§ **WHAT TO DO**: Your task is to copy every record exactly.

§ **INPUT MATERIAL**:
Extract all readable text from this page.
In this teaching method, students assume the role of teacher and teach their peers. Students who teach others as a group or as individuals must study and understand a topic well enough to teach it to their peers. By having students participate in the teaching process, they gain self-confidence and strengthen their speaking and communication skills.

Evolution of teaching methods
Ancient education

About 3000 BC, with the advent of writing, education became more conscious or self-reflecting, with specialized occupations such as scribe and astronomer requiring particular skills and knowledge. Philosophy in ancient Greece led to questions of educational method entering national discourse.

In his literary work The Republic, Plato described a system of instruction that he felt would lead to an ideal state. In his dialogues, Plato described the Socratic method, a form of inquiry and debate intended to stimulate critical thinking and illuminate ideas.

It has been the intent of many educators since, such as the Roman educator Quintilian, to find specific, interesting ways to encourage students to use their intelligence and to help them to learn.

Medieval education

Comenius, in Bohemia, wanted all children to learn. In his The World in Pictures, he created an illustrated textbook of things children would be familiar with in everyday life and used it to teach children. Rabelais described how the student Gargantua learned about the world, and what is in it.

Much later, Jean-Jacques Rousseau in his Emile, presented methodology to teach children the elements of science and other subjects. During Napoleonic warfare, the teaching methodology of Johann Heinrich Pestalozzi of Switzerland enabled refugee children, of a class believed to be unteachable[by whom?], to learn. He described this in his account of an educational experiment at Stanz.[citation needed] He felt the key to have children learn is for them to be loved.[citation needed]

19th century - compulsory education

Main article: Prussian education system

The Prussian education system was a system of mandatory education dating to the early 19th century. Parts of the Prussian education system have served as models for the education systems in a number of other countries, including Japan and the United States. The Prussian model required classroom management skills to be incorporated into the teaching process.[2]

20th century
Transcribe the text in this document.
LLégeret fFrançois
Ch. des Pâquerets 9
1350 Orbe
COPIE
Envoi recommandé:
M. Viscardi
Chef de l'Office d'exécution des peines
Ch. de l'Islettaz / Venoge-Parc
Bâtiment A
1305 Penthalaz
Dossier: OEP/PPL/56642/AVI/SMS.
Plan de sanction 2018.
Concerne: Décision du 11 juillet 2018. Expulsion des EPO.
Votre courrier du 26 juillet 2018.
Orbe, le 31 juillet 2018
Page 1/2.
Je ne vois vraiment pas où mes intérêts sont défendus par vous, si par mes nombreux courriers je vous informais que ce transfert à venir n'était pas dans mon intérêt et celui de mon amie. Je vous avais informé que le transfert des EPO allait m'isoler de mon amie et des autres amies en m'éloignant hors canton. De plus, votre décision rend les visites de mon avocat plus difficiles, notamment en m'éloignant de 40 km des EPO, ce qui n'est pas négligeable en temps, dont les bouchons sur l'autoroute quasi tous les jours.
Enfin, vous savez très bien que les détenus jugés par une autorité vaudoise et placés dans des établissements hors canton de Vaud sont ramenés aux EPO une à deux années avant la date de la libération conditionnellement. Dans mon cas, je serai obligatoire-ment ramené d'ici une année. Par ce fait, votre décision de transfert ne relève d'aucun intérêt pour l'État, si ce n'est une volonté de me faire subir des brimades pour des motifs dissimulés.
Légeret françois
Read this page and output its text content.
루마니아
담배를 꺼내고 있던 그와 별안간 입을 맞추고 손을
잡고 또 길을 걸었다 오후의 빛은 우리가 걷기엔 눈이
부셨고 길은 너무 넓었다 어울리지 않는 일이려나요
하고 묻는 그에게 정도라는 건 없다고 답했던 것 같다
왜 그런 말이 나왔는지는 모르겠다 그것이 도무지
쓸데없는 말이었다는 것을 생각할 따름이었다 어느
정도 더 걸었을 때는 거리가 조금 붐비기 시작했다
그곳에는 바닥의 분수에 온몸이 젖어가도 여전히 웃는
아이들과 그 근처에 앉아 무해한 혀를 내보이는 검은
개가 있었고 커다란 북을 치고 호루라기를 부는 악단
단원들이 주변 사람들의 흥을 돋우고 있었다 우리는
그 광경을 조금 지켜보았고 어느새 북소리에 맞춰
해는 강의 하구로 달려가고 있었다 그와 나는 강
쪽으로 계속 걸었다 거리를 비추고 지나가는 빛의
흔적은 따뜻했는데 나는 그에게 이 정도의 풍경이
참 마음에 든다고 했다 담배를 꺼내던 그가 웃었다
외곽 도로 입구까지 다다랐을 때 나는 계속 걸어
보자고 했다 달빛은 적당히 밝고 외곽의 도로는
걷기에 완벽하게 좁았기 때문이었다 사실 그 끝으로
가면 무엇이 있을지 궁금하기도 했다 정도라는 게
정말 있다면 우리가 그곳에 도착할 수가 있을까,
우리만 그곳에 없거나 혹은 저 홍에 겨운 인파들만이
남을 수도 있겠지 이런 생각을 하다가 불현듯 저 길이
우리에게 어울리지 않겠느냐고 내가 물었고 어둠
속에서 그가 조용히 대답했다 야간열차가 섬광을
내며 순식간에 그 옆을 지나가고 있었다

§ **RESPONSE**:
Extract all readable text from this page.
In this teaching method, students assume the role of teacher and teach their peers. Students who teach others as a group or as individuals must study and understand a topic well enough to teach it to their peers. By having students participate in the teaching process, they gain self-confidence and strengthen their speaking and communication skills.

Evolution of teaching methods
Ancient education

About 3000 BC, with the advent of writing, education became more conscious or self-reflecting, with specialized occupations such as scribe and astronomer requiring particular skills and knowledge. Philosophy in ancient Greece led to questions of educational method entering national discourse.

In his literary work The Republic, Plato described a system of instruction that he felt would lead to an ideal state. In his dialogues, Plato described the Socratic method, a form of inquiry and debate intended to stimulate critical thinking and illuminate ideas.

It has been the intent of many educators since, such as the Roman educator Quintilian, to find specific, interesting ways to encourage students to use their intelligence and to help them to learn.

Medieval education

Comenius, in Bohemia, wanted all children to learn. In his The World in Pictures, he created an illustrated textbook of things children would be familiar with in everyday life and used it to teach children. Rabelais described how the student Gargantua learned about the world, and what is in it.

Much later, Jean-Jacques Rousseau in his Emile, presented methodology to teach children the elements of science and other subjects. During Napoleonic warfare, the teaching methodology of Johann Heinrich Pestalozzi of Switzerland enabled refugee children, of a class believed to be unteachable[by whom?], to learn. He described this in his account of an educational experiment at Stanz.[citation needed] He felt the key to have children learn is for them to be loved.[citation needed]

19th century - compulsory education

Main article: Prussian education system

The Prussian education system was a system of mandatory education dating to the early 19th century. Parts of the Prussian education system have served as models for the education systems in a number of other countries, including Japan and the United States. The Prussian model required classroom management skills to be incorporated into the teaching process.[2]

20th century
Transcribe the text in this document.
LLégeret fFrançois
Ch. des Pâquerets 9
1350 Orbe
COPIE
Envoi recommandé:
M. Viscardi
Chef de l'Office d'exécution des peines
Ch. de l'Islettaz / Venoge-Parc
Bâtiment A
1305 Penthalaz
Dossier: OEP/PPL/56642/AVI/SMS.
Plan de sanction 2018.
Concerne: Décision du 11 juillet 2018. Expulsion des EPO.
Votre courrier du 26 juillet 2018.
Orbe, le 31 juillet 2018
Page 1/2.
Je ne vois vraiment pas où mes intérêts sont défendus par vous, si par mes nombreux courriers je vous informais que ce transfert à venir n'était pas dans mon intérêt et celui de mon amie. Je vous avais informé que le transfert des EPO allait m'isoler de mon amie et des autres amies en m'éloignant hors canton. De plus, votre décision rend les visites de mon avocat plus difficiles, notamment en m'éloignant de 40 km des EPO, ce qui n'est pas négligeable en temps, dont les bouchons sur l'autoroute quasi tous les jours.
Enfin, vous savez très bien que les détenus jugés par une autorité vaudoise et placés dans des établissements hors canton de Vaud sont ramenés aux EPO une à deux années avant la date de la libération conditionnellement. Dans mon cas, je serai obligatoire-ment ramené d'ici une année. Par ce fait, votre décision de transfert ne relève d'aucun intérêt pour l'État, si ce n'est une volonté de me faire subir des brimades pour des motifs dissimulés.
Légeret françois
Read this page and output its text content.
루마니아
담배를 꺼내고 있던 그와 별안간 입을 맞추고 손을
잡고 또 길을 걸었다 오후의 빛은 우리가 걷기엔 눈이
부셨고 길은 너무 넓었다 어울리지 않는 일이려나요
하고 묻는 그에게 정도라는 건 없다고 답했던 것 같다
왜 그런 말이 나왔는지는 모르겠다 그것이 도무지
쓸데없는 말이었다는 것을 생각할 따름이었다 어느
정도 더 걸었을 때는 거리가 조금 붐비기 시작했다
그곳에는 바닥의 분수에 온몸이 젖어가도 여전히 웃는
아이들과 그 근처에 앉아 무해한 혀를 내보이는 검은
개가 있었고 커다란 북을 치고 호루라기를 부는 악단
단원들이 주변 사람들의 흥을 돋우고 있었다 우리는
그 광경을 조금 지켜보았고 어느새 북소리에 맞춰
해는 강의 하구로 달려가고 있었다 그와 나는 강
쪽으로 계속 걸었다 거리를 비추고 지나가는 빛의
흔적은 따뜻했는데 나는 그에게 이 정도의 풍경이
참 마음에 든다고 했다 담배를 꺼내던 그가 웃었다
외곽 도로 입구까지 다다랐을 때 나는 계속 걸어
보자고 했다 달빛은 적당히 밝고 외곽의 도로는
걷기에 완벽하게 좁았기 때문이었다 사실 그 끝으로
가면 무엇이 있을지 궁금하기도 했다 정도라는 게
정말 있다면 우리가 그곳에 도착할 수가 있을까,
우리만 그곳에 없거나 혹은 저 홍에 겨운 인파들만이
남을 수도 있겠지 이런 생각을 하다가 불현듯 저 길이
우리에게 어울리지 않겠느냐고 내가 물었고 어둠
속에서 그가 조용히 대답했다 야간열차가 섬광을
내며 순식간에 그 옆을 지나가고 있었다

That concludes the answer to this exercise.